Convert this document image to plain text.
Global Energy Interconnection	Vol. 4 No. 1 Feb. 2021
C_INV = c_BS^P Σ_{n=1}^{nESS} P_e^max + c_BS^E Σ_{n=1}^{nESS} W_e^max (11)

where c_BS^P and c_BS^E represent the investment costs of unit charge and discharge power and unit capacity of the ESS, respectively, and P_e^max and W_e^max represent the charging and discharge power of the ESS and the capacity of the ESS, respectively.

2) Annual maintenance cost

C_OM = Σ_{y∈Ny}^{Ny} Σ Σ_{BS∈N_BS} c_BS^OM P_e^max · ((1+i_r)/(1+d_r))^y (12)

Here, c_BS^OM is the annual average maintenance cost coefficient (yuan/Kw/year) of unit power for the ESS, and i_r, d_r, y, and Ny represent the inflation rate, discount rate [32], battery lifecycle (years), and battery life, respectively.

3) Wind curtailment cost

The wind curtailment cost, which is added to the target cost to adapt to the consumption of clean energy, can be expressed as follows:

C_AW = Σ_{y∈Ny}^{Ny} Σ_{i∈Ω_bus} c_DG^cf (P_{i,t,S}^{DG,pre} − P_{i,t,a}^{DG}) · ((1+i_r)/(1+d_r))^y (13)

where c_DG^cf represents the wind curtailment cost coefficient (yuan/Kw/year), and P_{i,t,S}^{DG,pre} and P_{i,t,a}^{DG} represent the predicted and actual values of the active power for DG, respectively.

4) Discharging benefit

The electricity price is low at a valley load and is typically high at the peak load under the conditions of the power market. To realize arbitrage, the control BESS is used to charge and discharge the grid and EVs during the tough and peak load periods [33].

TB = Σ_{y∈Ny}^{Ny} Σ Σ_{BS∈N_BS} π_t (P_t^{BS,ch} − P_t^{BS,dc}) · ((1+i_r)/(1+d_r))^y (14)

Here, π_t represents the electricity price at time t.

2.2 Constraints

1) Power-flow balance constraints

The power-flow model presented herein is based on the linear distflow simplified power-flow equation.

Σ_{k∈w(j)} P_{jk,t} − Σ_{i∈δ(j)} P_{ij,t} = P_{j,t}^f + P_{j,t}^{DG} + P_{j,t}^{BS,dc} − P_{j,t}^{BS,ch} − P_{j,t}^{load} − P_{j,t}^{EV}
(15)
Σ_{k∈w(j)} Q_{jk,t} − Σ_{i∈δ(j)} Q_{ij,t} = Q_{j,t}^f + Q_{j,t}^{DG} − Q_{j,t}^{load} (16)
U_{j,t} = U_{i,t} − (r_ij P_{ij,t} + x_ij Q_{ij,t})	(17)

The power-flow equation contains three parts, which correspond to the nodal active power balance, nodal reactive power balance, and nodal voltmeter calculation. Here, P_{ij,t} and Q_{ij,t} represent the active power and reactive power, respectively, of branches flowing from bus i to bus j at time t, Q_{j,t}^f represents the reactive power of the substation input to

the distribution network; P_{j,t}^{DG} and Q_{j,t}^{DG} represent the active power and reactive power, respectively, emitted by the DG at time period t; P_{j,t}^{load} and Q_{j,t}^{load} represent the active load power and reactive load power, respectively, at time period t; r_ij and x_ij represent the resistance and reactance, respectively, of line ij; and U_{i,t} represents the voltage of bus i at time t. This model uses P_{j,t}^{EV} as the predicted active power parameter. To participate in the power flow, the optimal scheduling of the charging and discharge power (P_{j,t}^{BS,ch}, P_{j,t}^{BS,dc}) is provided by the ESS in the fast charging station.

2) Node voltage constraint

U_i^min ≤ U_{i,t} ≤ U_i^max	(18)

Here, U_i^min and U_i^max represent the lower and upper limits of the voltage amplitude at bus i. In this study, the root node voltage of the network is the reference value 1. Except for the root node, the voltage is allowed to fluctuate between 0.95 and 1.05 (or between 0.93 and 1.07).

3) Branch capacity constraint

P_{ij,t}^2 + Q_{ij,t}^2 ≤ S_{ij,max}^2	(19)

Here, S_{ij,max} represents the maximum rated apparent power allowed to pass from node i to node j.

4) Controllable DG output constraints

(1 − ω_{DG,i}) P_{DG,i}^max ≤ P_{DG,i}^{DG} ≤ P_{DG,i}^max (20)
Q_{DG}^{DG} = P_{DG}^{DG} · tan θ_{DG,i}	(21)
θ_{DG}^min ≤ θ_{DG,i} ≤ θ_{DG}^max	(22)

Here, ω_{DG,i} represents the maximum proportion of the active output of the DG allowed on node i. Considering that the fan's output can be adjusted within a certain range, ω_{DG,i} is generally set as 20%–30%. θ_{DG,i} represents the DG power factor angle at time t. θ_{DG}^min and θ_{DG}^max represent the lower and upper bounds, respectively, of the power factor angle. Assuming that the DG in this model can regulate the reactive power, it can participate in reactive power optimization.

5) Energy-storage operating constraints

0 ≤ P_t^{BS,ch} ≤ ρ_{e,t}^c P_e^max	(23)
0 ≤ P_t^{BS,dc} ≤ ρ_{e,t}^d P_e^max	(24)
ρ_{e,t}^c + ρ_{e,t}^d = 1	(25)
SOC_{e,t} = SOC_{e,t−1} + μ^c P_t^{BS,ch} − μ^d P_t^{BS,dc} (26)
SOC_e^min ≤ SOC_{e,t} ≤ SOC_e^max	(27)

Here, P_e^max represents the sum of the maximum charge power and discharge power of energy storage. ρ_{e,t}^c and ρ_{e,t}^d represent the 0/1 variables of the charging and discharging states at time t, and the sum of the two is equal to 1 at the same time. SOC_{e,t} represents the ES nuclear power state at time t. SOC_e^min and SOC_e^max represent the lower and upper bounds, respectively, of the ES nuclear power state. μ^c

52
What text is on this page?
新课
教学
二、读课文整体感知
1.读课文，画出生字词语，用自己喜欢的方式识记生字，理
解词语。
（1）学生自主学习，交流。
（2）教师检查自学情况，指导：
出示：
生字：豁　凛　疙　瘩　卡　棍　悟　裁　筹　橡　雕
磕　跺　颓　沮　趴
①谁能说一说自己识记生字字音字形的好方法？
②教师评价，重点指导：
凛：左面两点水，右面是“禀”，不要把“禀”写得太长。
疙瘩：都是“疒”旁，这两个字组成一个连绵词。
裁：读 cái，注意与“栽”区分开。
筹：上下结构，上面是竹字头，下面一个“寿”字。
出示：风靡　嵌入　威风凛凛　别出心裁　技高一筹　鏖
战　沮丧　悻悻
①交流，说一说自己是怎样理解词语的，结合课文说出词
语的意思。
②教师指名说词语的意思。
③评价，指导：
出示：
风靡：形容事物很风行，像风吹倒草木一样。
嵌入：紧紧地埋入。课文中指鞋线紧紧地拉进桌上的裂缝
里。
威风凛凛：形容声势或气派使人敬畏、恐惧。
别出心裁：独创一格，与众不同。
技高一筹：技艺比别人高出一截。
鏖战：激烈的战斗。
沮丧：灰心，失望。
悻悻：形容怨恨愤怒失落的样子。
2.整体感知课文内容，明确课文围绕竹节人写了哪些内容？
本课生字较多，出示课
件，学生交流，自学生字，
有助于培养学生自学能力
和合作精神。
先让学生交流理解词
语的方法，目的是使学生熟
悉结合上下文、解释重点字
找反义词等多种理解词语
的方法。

******

▶ _REQUIREMENTS_
Using the entries above, return each line that includes the word "text".

▶ _REPLY TO THE TASK_
Convert this document image to plain text.
What text is on this page?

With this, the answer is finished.